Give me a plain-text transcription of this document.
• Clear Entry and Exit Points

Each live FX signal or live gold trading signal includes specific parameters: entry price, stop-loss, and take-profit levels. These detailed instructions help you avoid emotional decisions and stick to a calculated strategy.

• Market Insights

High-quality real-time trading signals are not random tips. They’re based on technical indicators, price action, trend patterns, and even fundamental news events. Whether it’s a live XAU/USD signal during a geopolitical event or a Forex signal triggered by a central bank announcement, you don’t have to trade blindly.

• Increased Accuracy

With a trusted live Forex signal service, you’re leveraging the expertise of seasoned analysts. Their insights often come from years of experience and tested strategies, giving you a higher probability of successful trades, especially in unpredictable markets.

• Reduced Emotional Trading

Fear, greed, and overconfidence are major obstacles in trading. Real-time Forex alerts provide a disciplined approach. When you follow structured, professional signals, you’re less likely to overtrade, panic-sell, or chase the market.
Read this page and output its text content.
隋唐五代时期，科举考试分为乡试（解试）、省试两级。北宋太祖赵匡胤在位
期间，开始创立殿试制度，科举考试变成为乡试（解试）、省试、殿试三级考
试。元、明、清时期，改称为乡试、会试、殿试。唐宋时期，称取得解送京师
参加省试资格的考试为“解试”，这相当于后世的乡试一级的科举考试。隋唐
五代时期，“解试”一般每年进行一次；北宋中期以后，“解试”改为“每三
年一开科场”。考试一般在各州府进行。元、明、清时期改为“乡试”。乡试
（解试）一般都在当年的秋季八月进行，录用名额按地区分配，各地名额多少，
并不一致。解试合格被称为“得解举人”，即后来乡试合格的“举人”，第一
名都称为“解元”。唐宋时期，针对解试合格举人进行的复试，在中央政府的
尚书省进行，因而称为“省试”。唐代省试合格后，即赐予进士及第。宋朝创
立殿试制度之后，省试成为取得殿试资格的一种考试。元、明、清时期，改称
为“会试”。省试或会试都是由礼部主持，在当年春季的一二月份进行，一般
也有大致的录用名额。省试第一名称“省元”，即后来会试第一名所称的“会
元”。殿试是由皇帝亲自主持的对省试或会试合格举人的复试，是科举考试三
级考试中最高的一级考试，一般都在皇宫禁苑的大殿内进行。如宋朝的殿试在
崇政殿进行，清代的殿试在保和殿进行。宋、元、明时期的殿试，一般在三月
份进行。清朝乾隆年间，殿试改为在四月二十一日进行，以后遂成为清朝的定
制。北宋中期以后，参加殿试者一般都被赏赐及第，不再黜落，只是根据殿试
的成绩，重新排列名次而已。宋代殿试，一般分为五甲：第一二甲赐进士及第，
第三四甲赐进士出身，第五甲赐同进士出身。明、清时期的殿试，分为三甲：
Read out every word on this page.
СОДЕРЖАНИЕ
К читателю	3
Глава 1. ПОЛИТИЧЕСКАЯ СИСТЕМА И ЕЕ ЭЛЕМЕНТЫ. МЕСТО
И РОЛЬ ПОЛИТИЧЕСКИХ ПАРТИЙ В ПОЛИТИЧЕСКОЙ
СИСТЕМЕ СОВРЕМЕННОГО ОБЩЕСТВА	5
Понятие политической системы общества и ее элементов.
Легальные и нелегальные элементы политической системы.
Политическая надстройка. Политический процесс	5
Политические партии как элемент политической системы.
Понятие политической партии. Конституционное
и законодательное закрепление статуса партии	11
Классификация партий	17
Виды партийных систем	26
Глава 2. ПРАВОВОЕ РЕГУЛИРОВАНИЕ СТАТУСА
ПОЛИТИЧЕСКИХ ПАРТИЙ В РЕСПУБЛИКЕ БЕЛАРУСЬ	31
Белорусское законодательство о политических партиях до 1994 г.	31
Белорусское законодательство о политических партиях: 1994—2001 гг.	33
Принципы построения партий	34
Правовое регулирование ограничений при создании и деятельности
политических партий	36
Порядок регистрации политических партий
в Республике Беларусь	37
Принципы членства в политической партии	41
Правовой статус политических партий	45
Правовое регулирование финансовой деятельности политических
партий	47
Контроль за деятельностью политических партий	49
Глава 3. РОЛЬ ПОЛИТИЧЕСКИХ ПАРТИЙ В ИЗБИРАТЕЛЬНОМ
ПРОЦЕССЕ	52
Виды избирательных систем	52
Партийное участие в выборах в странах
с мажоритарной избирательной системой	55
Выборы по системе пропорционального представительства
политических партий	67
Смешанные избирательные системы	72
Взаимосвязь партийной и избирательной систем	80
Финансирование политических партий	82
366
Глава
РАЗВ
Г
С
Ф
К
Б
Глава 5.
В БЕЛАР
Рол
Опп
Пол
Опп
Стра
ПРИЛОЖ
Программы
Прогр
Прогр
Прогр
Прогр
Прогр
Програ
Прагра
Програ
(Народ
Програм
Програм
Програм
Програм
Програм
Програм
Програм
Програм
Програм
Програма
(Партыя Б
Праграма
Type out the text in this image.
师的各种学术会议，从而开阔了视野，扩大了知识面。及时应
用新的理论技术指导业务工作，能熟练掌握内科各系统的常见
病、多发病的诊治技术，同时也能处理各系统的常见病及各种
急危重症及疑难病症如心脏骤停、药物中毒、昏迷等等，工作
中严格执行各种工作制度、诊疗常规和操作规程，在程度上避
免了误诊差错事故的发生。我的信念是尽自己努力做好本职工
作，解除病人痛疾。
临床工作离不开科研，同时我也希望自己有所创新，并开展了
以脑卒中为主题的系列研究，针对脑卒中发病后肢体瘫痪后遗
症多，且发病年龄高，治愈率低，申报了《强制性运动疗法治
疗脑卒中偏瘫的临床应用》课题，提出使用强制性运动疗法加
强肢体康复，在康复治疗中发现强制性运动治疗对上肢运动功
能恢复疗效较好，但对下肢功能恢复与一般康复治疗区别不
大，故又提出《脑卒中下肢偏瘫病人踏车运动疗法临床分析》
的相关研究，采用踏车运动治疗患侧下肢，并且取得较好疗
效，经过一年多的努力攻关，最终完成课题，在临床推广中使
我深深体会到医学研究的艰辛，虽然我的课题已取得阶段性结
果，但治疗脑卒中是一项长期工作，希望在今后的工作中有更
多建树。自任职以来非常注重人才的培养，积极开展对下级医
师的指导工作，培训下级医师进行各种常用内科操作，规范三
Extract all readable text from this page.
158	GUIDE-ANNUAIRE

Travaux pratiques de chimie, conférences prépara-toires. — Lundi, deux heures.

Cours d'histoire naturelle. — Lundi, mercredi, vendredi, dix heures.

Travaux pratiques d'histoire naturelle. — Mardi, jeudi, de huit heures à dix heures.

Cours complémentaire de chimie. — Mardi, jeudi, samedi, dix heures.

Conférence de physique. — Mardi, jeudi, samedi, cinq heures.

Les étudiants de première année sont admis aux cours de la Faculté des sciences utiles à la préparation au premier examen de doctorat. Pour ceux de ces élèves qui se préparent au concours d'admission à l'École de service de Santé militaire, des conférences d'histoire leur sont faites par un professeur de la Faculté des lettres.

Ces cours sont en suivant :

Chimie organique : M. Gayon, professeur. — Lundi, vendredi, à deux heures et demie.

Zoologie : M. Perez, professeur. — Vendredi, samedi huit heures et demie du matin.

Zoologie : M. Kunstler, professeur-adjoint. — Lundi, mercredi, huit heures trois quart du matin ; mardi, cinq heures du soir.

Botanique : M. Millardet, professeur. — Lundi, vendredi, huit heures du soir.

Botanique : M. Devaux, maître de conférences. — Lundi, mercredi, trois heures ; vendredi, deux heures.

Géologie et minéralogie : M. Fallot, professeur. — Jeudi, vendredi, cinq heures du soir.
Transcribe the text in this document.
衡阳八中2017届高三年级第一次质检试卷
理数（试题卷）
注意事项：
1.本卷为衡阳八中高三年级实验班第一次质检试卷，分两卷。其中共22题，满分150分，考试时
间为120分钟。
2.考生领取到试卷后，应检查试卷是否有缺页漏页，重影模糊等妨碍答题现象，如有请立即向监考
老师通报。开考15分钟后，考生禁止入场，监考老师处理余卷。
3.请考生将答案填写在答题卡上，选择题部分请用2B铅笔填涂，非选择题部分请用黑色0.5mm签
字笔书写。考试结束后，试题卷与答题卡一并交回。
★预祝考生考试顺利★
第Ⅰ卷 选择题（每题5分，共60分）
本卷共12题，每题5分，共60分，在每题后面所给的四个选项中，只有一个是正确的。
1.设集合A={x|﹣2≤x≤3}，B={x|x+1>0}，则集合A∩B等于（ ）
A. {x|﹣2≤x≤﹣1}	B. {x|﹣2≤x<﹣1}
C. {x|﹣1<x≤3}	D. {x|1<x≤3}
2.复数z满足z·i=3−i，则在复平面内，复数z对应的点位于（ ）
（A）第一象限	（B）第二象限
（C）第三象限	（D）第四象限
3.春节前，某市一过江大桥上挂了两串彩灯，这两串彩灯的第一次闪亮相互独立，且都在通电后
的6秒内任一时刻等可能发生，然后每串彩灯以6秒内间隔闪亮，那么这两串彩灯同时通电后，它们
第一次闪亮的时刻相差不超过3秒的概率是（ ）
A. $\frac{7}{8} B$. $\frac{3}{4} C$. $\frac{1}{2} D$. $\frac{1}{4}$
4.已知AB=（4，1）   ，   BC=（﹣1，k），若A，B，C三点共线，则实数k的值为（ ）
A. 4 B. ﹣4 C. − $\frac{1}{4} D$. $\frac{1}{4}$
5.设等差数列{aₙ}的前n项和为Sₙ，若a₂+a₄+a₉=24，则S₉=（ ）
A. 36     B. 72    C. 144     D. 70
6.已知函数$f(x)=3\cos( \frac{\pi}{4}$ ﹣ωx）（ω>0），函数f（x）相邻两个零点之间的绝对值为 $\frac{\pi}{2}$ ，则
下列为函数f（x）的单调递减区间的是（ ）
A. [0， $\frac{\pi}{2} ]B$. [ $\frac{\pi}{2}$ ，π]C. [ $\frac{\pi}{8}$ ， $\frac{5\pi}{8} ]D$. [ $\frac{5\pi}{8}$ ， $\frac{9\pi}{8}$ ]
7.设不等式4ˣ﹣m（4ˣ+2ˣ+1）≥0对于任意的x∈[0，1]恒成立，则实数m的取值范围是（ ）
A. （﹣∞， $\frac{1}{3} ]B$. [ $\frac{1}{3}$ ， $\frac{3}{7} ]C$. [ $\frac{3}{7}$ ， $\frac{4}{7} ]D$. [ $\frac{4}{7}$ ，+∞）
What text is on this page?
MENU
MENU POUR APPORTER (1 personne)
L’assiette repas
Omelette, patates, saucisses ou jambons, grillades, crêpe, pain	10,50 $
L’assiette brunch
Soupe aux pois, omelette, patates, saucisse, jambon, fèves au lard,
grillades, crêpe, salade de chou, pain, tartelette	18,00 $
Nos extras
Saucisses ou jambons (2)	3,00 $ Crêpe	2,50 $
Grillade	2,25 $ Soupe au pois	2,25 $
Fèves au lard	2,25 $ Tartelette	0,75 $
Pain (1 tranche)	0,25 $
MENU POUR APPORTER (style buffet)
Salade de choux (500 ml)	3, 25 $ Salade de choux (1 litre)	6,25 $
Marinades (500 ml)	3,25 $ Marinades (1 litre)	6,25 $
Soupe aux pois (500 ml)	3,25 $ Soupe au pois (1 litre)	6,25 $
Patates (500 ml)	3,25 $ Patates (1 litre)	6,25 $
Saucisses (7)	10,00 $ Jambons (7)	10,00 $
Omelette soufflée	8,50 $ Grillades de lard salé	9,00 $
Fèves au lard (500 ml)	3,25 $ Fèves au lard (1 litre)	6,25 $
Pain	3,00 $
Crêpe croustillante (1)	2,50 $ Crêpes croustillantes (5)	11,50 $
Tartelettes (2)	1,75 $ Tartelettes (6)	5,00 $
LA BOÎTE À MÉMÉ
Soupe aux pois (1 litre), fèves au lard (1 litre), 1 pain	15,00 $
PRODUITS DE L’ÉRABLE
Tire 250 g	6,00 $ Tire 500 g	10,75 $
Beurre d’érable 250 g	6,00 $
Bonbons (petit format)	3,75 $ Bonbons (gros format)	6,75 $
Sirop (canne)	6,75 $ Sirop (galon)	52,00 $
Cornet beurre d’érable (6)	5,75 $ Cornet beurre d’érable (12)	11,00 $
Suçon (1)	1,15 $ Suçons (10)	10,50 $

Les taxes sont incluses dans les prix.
══════════
-- The request --
Your task is to list each line of the records with the word "soir".

-- Final answer --
Zoologie : M. Kunstler, professeur-adjoint. — Lundi, mercredi, huit heures trois quart du matin ; mardi, cinq heures du soir.
Botanique : M. Millardet, professeur. — Lundi, vendredi, huit heures du soir.
Géologie et minéralogie : M. Fallot, professeur. — Jeudi, vendredi, cinq heures du soir.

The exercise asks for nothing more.